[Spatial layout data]
|---|
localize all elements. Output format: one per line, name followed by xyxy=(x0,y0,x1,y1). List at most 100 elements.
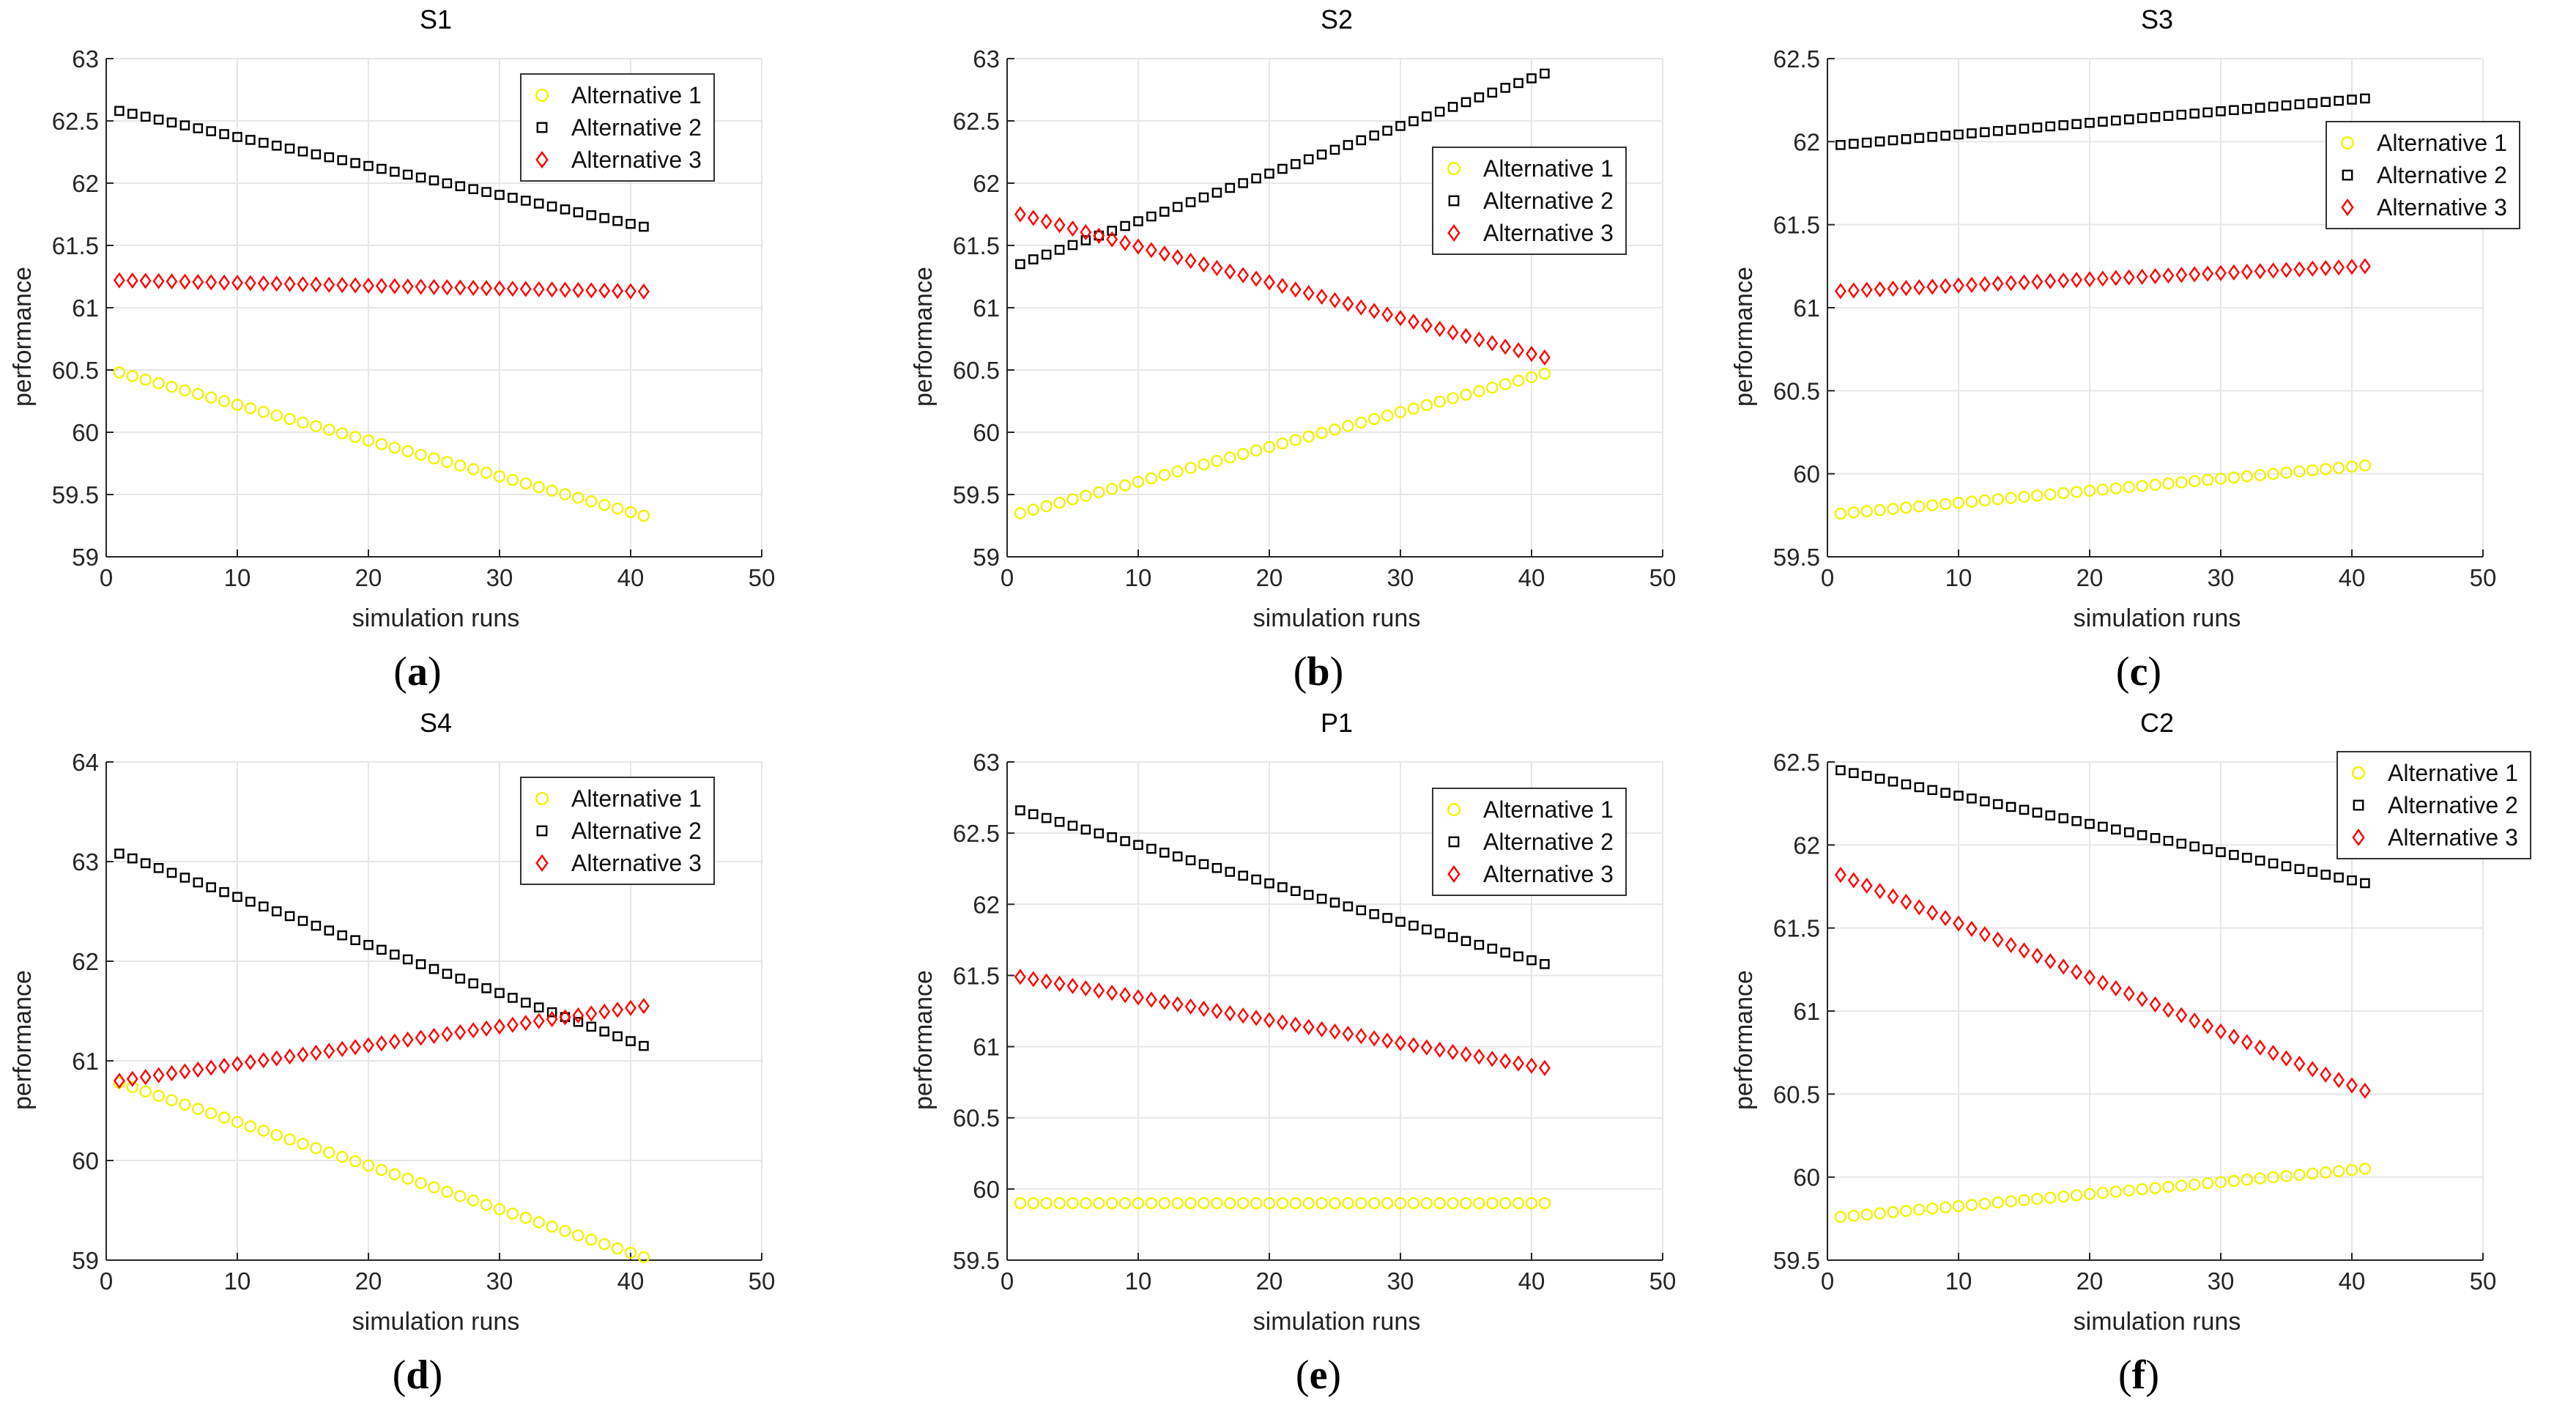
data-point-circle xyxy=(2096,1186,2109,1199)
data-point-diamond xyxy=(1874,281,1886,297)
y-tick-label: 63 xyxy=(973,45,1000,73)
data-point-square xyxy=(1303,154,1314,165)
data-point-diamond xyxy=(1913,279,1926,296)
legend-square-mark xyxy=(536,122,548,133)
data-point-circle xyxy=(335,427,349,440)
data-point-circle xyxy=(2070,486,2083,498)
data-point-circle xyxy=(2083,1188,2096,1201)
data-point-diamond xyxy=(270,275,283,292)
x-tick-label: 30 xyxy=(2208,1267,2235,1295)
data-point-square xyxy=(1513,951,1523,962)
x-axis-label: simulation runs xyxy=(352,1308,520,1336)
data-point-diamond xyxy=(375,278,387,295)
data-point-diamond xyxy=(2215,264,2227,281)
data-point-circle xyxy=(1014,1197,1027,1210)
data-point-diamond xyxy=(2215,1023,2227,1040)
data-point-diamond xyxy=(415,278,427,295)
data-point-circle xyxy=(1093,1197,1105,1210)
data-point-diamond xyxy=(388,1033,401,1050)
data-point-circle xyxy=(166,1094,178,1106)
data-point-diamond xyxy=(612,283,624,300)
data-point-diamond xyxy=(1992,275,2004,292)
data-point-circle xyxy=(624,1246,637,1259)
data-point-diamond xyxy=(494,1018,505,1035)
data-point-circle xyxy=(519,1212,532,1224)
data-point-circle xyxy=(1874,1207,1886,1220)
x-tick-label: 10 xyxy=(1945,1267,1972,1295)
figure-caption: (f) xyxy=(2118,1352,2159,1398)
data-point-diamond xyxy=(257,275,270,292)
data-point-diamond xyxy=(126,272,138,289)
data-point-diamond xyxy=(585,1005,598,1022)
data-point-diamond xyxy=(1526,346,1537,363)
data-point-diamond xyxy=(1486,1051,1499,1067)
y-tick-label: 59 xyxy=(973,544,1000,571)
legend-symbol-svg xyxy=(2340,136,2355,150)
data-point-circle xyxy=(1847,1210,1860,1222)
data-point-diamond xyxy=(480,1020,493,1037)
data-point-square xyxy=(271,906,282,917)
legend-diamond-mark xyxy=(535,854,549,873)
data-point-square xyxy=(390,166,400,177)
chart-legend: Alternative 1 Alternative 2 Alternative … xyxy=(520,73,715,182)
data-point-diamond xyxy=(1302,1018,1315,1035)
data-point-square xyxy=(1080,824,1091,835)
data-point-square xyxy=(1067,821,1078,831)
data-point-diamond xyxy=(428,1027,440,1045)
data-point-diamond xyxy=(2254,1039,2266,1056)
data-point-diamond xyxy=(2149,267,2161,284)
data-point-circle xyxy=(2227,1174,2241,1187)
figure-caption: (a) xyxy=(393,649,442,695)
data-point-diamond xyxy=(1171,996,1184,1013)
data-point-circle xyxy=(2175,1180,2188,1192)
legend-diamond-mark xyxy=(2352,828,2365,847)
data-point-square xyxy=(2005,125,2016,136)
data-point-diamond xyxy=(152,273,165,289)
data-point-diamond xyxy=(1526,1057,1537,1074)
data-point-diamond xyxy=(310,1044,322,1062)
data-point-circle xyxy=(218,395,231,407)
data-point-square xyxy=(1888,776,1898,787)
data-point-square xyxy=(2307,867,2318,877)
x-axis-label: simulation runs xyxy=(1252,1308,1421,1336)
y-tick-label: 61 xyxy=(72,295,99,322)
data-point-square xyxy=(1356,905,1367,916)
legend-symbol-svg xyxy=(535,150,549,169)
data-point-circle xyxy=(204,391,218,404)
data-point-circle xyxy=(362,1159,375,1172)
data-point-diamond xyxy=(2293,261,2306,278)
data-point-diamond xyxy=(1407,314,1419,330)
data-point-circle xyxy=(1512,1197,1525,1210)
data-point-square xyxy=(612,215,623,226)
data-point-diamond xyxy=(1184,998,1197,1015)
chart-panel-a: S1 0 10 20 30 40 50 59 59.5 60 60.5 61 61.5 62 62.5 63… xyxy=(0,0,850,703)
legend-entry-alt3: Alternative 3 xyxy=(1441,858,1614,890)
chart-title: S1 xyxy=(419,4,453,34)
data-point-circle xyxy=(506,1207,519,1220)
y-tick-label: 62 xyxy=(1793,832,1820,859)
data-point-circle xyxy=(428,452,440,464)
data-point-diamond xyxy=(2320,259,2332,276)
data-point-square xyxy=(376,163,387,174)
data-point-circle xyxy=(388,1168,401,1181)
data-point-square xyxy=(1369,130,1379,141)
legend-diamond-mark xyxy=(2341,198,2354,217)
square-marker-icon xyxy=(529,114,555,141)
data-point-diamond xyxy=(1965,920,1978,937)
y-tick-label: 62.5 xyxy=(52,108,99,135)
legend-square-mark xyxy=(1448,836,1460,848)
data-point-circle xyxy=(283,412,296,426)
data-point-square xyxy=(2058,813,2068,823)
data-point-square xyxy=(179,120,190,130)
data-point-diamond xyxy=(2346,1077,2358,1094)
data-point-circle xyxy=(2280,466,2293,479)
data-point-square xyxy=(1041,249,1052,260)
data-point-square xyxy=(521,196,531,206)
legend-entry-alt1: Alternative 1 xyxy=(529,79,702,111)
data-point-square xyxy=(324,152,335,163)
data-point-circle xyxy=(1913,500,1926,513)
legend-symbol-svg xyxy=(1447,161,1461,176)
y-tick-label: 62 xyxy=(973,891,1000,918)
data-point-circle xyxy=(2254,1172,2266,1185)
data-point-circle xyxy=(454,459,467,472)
|---|
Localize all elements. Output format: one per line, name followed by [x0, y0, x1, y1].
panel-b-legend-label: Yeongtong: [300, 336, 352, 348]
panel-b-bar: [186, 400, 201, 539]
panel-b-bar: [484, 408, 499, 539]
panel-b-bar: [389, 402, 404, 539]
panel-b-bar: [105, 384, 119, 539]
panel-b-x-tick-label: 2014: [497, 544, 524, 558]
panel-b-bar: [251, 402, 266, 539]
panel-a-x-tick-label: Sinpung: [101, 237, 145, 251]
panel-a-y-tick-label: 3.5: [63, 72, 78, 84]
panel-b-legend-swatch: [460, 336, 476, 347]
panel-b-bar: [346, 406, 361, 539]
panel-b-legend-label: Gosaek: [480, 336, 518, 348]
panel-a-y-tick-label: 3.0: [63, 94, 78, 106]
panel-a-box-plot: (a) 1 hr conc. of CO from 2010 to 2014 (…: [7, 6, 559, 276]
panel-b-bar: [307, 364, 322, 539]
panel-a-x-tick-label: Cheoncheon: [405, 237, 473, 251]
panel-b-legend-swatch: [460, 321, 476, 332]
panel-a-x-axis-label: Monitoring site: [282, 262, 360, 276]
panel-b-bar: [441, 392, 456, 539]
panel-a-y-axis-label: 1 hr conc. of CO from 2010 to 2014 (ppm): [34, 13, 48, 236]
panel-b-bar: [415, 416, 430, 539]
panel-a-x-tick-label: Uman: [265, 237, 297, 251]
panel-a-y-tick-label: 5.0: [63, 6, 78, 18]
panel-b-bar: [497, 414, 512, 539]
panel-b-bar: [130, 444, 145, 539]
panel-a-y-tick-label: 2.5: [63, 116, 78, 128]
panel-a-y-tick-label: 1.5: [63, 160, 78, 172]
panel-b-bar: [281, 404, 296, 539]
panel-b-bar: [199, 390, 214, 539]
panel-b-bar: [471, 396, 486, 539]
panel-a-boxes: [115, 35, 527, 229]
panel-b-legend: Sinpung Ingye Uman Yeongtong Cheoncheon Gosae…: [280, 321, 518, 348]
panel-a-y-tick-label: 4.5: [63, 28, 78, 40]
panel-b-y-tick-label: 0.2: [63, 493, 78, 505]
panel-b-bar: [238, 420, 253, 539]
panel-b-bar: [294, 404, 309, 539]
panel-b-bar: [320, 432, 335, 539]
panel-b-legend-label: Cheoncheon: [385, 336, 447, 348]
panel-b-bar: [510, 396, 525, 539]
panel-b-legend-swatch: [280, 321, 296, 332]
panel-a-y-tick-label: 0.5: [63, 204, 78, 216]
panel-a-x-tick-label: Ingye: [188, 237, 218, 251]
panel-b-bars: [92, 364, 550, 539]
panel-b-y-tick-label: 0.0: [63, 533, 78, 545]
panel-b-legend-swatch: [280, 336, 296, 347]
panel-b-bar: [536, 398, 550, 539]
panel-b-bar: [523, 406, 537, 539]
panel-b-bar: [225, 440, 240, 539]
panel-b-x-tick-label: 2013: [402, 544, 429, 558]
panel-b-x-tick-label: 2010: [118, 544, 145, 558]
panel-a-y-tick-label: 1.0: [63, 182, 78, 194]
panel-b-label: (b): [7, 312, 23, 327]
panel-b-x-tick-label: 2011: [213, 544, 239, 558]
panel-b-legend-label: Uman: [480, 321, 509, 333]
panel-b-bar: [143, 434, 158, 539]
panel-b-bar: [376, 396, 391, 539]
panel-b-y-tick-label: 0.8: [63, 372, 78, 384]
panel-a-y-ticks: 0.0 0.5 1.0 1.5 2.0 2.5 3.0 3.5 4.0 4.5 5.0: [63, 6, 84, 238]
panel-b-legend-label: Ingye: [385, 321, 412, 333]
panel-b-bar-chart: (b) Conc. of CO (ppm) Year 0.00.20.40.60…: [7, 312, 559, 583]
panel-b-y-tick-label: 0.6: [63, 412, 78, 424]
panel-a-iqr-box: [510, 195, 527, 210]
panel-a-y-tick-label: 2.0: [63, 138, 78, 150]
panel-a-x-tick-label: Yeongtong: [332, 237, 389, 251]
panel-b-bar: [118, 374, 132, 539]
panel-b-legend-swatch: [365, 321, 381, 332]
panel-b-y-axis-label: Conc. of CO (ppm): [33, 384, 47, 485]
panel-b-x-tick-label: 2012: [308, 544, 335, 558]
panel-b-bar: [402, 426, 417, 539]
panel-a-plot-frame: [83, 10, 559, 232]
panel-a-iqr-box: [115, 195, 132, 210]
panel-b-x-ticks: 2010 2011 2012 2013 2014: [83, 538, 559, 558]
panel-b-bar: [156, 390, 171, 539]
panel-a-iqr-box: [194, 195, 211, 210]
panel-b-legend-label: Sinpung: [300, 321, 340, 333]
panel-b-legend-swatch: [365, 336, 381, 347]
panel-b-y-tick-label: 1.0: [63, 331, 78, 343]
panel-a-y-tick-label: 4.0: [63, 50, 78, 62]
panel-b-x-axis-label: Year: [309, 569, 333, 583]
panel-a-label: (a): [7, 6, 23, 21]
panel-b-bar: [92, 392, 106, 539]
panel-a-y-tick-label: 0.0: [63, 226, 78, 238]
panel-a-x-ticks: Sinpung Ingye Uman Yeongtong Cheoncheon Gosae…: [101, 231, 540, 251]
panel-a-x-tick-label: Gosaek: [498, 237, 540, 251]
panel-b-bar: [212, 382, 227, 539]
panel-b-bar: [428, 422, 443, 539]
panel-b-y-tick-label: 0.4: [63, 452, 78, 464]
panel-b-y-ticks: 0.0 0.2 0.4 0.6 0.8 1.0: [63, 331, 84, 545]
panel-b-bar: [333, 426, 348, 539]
|---|
- _AIM_:
Arrange the lines from the one containing "y0, x1, y1]." up to and including the one containing "panel-b-bar: [389, 402, 404, 539]" as a Markdown table with two columns, Row and Line. Put each line's row number under Row and its text under Line, and skip any blank lines.

- _OUTPUT FOR THIS TASK_:
| Row | Line |
|---|---|
| 1 | Localize all elements. Output format: one per line, name followed by [x0, y0, x1, y1]. |
| 2 | panel-b-legend-label: Yeongtong: [300, 336, 352, 348] |
| 3 | panel-b-bar: [186, 400, 201, 539] |
| 4 | panel-b-bar: [484, 408, 499, 539] |
| 5 | panel-b-bar: [389, 402, 404, 539] |